_Short problem A_. For each statement below, decide whether it agrees with the passage on early computer interfaces. Answer yes or no, and quote the deciding words of the passage. (i) The first computers read and wrote punched cards or punched paper tape. (ii) Teletypewriters are described as linear devices. (iii) A punch card could hold 132 characters.

** start of Document passage **

Youngsters. The first computers read and wrote punched cards or punched paper tape; they did not have any kind of user interface where being blind or sighted mattered.

It was perceived as major revolution when some smart technician adapted a typewriter to be able to print computer output; electric teletypewriters were then adapted so that operators could type commands into the computer. But teletypewriters are still purely linear devices.

Up until the late 1960s or early 1970s most users did not even see the computer or come anywhere near it. One wrote a program on a special form, the nice ladies in the card punch room converted it to punched cards, the cards were given to an operator through a wicket, and a note was made in a register; one day later one queued to receive the cards back, together with whatever output the program had produced, printed on 132-column fan-folded paper.

(Ever wondered why terminal emulators have options for 80 or 132 characters per line? That's why. A punch card could hold 80 characters, and was assimilated to one line of input. One line of computer printout had 132 characters. Those numbers were burned in the collective memory of informaticians.)

** end of Document passage **

_Short problem B_. In the first block of entries, take the lines between the one holding "For every button, label, input, icon, or" and the one holding "media-control[interactable] — [42, 10, 462, 54]", inclusive. Write them out again with "decorative-tile" in place of "decor-tile", change nothing else, and leave out the picture.

** start of Extracted information **

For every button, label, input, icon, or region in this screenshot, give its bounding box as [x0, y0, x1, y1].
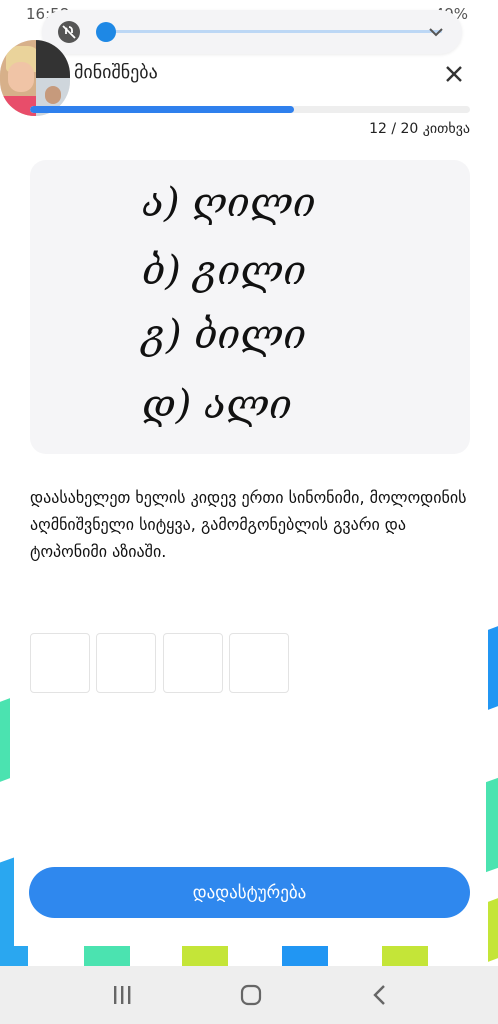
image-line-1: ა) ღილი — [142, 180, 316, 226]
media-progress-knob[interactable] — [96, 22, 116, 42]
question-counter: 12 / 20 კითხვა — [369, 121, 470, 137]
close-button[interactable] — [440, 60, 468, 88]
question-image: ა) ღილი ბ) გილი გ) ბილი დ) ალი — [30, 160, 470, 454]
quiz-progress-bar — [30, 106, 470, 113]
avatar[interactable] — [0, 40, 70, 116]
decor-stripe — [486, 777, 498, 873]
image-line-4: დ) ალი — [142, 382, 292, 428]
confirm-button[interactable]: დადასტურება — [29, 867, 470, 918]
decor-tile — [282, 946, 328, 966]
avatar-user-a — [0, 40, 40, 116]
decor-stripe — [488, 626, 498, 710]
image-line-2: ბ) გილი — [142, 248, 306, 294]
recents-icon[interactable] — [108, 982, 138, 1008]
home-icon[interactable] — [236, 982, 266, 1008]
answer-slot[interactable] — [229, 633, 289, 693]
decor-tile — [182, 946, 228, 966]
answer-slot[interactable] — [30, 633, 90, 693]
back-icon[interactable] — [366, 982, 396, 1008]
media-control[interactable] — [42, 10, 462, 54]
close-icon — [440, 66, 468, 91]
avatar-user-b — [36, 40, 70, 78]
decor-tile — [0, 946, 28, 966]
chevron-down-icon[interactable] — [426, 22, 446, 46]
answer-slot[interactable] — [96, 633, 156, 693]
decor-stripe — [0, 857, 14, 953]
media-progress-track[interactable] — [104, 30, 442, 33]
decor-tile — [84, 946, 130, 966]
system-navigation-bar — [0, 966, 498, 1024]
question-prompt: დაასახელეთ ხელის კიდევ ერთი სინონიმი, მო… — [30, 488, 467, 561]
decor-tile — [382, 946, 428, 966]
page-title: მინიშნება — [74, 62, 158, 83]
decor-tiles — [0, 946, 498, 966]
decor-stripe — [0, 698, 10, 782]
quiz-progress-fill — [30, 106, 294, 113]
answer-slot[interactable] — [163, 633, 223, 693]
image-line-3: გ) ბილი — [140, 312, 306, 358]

** end of Extracted information **
** start of Extracted information **

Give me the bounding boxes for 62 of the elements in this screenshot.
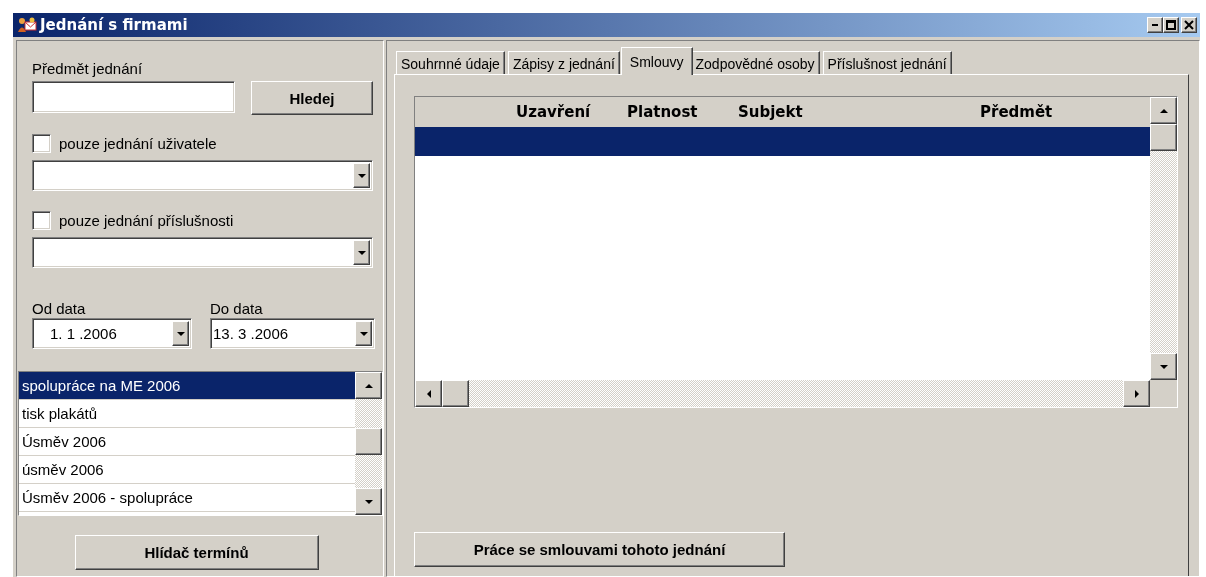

** end of Extracted information **

_Written reply A_.
(i) Yes: "The first computers read and wrote punched cards or punched paper tape"
(ii) Yes: "But teletypewriters are still purely linear devices."
(iii) No: "A punch card could hold 80 characters"

_Written reply B_.
For every button, label, input, icon, or region in this screenshot, give its bounding box as [x0, y0, x1, y1].
image-line-1: ა) ღილი — [142, 180, 316, 226]
media-progress-knob[interactable] — [96, 22, 116, 42]
question-counter: 12 / 20 კითხვა — [369, 121, 470, 137]
close-button[interactable] — [440, 60, 468, 88]
question-image: ა) ღილი ბ) გილი გ) ბილი დ) ალი — [30, 160, 470, 454]
quiz-progress-bar — [30, 106, 470, 113]
avatar[interactable] — [0, 40, 70, 116]
decor-stripe — [486, 777, 498, 873]
image-line-4: დ) ალი — [142, 382, 292, 428]
confirm-button[interactable]: დადასტურება — [29, 867, 470, 918]
decorative-tile — [282, 946, 328, 966]
avatar-user-a — [0, 40, 40, 116]
decor-stripe — [488, 626, 498, 710]
image-line-2: ბ) გილი — [142, 248, 306, 294]
recents-icon[interactable] — [108, 982, 138, 1008]
home-icon[interactable] — [236, 982, 266, 1008]
answer-slot[interactable] — [229, 633, 289, 693]
decorative-tile — [182, 946, 228, 966]
answer-slot[interactable] — [30, 633, 90, 693]
back-icon[interactable] — [366, 982, 396, 1008]
media-control[interactable] — [42, 10, 462, 54]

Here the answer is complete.